STORED RECORDS:
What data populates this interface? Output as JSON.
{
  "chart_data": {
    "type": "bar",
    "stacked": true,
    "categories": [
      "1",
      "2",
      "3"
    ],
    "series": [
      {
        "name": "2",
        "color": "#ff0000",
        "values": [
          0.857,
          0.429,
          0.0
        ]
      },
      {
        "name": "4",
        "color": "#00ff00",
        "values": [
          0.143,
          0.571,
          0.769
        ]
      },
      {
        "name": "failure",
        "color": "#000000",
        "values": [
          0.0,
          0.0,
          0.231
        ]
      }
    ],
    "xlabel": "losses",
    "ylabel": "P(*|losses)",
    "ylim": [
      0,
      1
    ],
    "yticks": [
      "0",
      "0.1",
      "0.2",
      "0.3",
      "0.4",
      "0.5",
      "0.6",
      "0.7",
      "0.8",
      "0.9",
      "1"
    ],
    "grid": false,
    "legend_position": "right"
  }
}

YOUR GOAL:
Your task is to extract all of the records exactly.

COMPLETE OUTPUT:
What data populates this interface? Output as JSON.
{
  "chart_data": {
    "type": "bar",
    "stacked": true,
    "categories": [
      "1",
      "2",
      "3"
    ],
    "series": [
      {
        "name": "2",
        "color": "#ff0000",
        "values": [
          0.857,
          0.429,
          0.0
        ]
      },
      {
        "name": "4",
        "color": "#00ff00",
        "values": [
          0.143,
          0.571,
          0.769
        ]
      },
      {
        "name": "failure",
        "color": "#000000",
        "values": [
          0.0,
          0.0,
          0.231
        ]
      }
    ],
    "xlabel": "losses",
    "ylabel": "P(*|losses)",
    "ylim": [
      0,
      1
    ],
    "yticks": [
      "0",
      "0.1",
      "0.2",
      "0.3",
      "0.4",
      "0.5",
      "0.6",
      "0.7",
      "0.8",
      "0.9",
      "1"
    ],
    "grid": false,
    "legend_position": "right"
  }
}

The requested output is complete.